**Figure data in JSON:**

:::::

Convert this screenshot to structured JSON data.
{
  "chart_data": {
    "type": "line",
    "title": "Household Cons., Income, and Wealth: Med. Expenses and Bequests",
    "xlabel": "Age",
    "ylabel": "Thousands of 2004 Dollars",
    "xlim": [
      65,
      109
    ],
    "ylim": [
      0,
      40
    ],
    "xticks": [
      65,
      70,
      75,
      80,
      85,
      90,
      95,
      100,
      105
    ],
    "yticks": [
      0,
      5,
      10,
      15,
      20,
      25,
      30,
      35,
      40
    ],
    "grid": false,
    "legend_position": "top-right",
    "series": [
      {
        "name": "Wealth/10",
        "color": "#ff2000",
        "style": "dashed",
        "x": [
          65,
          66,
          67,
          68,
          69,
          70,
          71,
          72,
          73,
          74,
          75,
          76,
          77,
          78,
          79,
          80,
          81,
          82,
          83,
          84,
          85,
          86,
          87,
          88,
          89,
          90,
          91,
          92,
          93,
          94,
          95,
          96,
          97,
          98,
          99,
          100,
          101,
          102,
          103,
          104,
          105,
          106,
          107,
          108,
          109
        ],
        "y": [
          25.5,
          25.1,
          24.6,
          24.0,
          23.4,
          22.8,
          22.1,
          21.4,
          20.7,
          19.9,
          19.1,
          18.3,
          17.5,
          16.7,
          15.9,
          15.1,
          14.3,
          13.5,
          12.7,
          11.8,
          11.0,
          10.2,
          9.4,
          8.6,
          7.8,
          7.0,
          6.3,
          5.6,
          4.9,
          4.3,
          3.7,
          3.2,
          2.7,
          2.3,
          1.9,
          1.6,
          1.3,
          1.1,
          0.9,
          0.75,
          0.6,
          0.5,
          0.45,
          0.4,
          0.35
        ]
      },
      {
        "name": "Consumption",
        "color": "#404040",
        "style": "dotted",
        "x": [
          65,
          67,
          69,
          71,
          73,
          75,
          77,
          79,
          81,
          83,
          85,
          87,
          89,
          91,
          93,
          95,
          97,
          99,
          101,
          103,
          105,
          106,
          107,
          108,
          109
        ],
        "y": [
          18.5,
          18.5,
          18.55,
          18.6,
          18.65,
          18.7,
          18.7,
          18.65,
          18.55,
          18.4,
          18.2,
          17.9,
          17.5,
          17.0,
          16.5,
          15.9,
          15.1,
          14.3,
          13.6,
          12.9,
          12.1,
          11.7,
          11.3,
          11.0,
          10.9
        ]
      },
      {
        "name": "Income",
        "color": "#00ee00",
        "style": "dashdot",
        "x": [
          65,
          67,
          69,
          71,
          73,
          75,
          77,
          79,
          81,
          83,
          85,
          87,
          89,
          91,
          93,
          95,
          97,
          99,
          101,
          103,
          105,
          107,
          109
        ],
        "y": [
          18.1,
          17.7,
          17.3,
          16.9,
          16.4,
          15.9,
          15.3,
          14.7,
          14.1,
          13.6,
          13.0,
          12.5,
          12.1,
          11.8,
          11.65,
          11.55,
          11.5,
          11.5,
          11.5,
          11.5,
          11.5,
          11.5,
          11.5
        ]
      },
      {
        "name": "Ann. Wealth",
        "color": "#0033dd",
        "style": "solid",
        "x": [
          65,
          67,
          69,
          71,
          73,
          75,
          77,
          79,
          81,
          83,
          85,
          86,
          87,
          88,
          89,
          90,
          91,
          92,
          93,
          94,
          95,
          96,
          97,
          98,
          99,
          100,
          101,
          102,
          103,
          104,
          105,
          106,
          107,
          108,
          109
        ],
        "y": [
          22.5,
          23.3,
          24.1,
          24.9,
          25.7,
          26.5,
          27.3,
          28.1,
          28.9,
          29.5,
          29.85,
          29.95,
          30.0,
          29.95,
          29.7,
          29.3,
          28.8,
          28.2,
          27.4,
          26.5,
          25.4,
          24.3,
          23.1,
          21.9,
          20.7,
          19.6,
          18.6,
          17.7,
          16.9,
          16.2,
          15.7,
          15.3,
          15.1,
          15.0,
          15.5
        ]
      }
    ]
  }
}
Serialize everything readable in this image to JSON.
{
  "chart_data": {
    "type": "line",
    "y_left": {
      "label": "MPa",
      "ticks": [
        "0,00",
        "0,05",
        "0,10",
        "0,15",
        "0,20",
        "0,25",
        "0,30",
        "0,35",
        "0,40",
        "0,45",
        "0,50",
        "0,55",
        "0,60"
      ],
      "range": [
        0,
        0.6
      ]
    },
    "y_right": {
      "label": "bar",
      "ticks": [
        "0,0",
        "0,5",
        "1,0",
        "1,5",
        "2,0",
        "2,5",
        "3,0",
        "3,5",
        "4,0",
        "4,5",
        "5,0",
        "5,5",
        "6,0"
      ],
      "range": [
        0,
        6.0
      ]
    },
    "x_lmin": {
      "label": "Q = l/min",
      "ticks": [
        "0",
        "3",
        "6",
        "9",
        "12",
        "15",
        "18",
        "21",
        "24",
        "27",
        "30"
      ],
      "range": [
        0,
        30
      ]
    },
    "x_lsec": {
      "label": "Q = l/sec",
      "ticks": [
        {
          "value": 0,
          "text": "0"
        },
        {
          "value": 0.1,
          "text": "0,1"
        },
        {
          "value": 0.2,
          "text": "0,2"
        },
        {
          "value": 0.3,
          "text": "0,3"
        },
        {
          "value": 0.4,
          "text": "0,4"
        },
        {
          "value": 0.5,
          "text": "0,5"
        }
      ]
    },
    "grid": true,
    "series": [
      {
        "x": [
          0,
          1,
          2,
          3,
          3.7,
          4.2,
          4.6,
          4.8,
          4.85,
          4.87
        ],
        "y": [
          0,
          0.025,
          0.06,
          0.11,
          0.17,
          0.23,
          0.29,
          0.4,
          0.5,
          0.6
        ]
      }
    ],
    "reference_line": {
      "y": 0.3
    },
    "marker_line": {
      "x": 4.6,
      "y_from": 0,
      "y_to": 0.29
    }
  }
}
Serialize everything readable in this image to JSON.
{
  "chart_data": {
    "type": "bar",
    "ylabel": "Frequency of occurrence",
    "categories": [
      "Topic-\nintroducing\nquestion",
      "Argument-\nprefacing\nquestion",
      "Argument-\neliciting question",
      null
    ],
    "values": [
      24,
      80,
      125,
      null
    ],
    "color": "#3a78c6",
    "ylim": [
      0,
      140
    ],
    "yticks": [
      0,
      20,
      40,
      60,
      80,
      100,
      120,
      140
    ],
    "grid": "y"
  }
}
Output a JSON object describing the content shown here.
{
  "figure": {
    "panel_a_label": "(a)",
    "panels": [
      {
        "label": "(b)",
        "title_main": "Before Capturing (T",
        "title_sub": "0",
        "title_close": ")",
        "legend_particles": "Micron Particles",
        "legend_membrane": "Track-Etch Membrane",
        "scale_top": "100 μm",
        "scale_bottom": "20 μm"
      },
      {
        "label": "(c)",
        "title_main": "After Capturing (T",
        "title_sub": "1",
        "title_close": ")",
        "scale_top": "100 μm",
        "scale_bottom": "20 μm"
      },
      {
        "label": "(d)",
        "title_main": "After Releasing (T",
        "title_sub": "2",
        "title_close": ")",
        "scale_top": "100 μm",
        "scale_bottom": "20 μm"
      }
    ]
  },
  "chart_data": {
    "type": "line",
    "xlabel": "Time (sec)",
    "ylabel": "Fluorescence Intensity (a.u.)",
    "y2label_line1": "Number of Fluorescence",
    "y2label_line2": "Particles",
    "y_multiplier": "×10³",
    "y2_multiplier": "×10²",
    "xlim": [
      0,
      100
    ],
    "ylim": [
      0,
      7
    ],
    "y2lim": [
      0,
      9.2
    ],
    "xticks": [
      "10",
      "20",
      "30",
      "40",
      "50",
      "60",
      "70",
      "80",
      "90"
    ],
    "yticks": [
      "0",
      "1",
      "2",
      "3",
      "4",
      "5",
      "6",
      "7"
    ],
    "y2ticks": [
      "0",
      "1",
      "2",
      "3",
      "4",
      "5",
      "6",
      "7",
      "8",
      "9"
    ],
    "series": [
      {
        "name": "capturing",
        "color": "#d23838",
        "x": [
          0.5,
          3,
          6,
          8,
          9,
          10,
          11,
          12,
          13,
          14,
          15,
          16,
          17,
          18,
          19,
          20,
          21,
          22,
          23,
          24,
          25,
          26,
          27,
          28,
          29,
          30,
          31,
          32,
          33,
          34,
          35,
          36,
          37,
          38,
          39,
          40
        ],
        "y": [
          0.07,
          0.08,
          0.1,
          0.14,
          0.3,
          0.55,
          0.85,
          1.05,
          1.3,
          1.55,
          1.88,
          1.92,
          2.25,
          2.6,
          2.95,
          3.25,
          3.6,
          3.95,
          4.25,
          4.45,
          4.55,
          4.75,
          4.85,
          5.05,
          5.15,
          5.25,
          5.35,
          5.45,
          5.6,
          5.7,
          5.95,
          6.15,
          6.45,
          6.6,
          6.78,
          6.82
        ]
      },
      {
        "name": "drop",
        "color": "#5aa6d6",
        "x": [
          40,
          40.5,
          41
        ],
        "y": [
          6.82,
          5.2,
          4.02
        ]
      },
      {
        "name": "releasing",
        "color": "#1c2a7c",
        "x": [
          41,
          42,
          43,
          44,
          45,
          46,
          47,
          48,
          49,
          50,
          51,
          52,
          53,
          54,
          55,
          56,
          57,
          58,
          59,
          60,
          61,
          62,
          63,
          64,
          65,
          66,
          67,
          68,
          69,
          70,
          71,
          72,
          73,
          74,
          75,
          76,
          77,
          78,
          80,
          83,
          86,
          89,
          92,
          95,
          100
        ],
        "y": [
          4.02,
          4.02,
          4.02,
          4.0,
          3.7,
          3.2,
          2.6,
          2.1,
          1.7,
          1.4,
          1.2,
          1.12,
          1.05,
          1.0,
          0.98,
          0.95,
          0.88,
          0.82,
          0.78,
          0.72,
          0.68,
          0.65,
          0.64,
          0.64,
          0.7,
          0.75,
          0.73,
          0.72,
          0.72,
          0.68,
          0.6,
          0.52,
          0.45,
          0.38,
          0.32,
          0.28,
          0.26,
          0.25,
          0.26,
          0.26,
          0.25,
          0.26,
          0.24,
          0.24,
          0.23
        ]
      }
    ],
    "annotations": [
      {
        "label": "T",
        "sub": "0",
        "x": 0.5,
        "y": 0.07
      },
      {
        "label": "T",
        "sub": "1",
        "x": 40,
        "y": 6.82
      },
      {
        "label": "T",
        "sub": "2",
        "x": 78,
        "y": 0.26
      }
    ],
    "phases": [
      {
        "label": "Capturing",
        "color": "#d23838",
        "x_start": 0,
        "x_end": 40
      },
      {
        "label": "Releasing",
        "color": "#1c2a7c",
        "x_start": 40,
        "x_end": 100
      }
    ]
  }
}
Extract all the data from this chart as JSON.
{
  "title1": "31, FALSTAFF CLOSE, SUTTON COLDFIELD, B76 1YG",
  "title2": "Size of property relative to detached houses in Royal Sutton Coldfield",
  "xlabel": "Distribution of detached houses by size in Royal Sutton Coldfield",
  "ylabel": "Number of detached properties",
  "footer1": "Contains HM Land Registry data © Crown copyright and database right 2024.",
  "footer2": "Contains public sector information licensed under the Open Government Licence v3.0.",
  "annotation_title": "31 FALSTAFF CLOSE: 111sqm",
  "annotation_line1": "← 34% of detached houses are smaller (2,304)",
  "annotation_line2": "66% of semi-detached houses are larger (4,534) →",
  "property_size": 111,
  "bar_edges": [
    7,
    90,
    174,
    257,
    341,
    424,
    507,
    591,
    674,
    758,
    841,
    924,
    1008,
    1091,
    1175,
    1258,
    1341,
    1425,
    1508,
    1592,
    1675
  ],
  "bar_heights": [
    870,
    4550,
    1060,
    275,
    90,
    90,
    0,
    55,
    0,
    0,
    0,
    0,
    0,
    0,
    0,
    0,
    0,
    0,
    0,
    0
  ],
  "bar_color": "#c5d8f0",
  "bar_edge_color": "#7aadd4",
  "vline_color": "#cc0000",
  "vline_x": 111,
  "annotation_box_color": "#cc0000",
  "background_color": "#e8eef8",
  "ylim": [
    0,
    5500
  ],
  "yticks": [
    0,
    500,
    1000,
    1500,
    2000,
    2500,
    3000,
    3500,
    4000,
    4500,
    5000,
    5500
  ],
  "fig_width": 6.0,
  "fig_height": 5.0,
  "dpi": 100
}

:::::

**EXERCISE OBJECTIVE:** Give only the number of lines in the data that include the string "text".

**TASK OUTPUT:** 6